**TO BE DONE:**
Every record must be written out once more, with nothing added or omitted.

— begin DATA EXCERPTS —

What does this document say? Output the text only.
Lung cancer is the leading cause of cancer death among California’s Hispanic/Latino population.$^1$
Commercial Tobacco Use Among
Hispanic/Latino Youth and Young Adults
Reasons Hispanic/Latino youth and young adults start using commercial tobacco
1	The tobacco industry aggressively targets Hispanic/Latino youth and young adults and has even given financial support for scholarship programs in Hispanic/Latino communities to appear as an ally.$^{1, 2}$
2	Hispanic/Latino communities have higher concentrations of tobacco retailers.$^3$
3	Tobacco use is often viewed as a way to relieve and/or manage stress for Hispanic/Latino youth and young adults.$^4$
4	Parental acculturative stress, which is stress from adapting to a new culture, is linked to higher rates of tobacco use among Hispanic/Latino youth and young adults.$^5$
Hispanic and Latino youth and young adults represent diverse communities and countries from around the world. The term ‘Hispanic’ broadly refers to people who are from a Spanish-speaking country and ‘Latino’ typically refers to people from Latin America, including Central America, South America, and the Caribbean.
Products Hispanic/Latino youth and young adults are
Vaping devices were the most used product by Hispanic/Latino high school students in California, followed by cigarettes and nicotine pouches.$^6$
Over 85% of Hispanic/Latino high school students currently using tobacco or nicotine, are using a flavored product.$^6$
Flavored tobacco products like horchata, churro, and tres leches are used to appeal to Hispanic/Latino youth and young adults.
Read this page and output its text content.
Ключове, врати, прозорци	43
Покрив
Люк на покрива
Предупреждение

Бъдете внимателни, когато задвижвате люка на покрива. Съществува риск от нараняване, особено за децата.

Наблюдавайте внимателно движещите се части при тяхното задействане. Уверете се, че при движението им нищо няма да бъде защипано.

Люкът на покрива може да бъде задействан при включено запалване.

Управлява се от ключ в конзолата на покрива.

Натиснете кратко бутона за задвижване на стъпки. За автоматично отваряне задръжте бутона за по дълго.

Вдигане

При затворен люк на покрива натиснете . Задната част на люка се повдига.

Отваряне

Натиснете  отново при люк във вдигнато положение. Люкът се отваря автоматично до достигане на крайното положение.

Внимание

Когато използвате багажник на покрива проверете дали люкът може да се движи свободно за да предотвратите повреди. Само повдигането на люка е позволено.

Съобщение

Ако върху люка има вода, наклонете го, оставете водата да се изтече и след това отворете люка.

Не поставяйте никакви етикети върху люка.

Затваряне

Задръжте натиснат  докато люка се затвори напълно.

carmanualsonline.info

— end DATA EXCERPTS —

**RESPONSE TO THE TASK:**
What does this document say? Output the text only.
Lung cancer is the leading cause of cancer death among California’s Hispanic/Latino population.$^1$
Commercial Tobacco Use Among
Hispanic/Latino Youth and Young Adults
Reasons Hispanic/Latino youth and young adults start using commercial tobacco
1	The tobacco industry aggressively targets Hispanic/Latino youth and young adults and has even given financial support for scholarship programs in Hispanic/Latino communities to appear as an ally.$^{1, 2}$
2	Hispanic/Latino communities have higher concentrations of tobacco retailers.$^3$
3	Tobacco use is often viewed as a way to relieve and/or manage stress for Hispanic/Latino youth and young adults.$^4$
4	Parental acculturative stress, which is stress from adapting to a new culture, is linked to higher rates of tobacco use among Hispanic/Latino youth and young adults.$^5$
Hispanic and Latino youth and young adults represent diverse communities and countries from around the world. The term ‘Hispanic’ broadly refers to people who are from a Spanish-speaking country and ‘Latino’ typically refers to people from Latin America, including Central America, South America, and the Caribbean.
Products Hispanic/Latino youth and young adults are
Vaping devices were the most used product by Hispanic/Latino high school students in California, followed by cigarettes and nicotine pouches.$^6$
Over 85% of Hispanic/Latino high school students currently using tobacco or nicotine, are using a flavored product.$^6$
Flavored tobacco products like horchata, churro, and tres leches are used to appeal to Hispanic/Latino youth and young adults.
Read this page and output its text content.
Ключове, врати, прозорци	43
Покрив
Люк на покрива
Предупреждение

Бъдете внимателни, когато задвижвате люка на покрива. Съществува риск от нараняване, особено за децата.

Наблюдавайте внимателно движещите се части при тяхното задействане. Уверете се, че при движението им нищо няма да бъде защипано.

Люкът на покрива може да бъде задействан при включено запалване.

Управлява се от ключ в конзолата на покрива.

Натиснете кратко бутона за задвижване на стъпки. За автоматично отваряне задръжте бутона за по дълго.

Вдигане

При затворен люк на покрива натиснете . Задната част на люка се повдига.

Отваряне

Натиснете  отново при люк във вдигнато положение. Люкът се отваря автоматично до достигане на крайното положение.

Внимание

Когато използвате багажник на покрива проверете дали люкът може да се движи свободно за да предотвратите повреди. Само повдигането на люка е позволено.

Съобщение

Ако върху люка има вода, наклонете го, оставете водата да се изтече и след това отворете люка.

Не поставяйте никакви етикети върху люка.

Затваряне

Задръжте натиснат  докато люка се затвори напълно.

carmanualsonline.info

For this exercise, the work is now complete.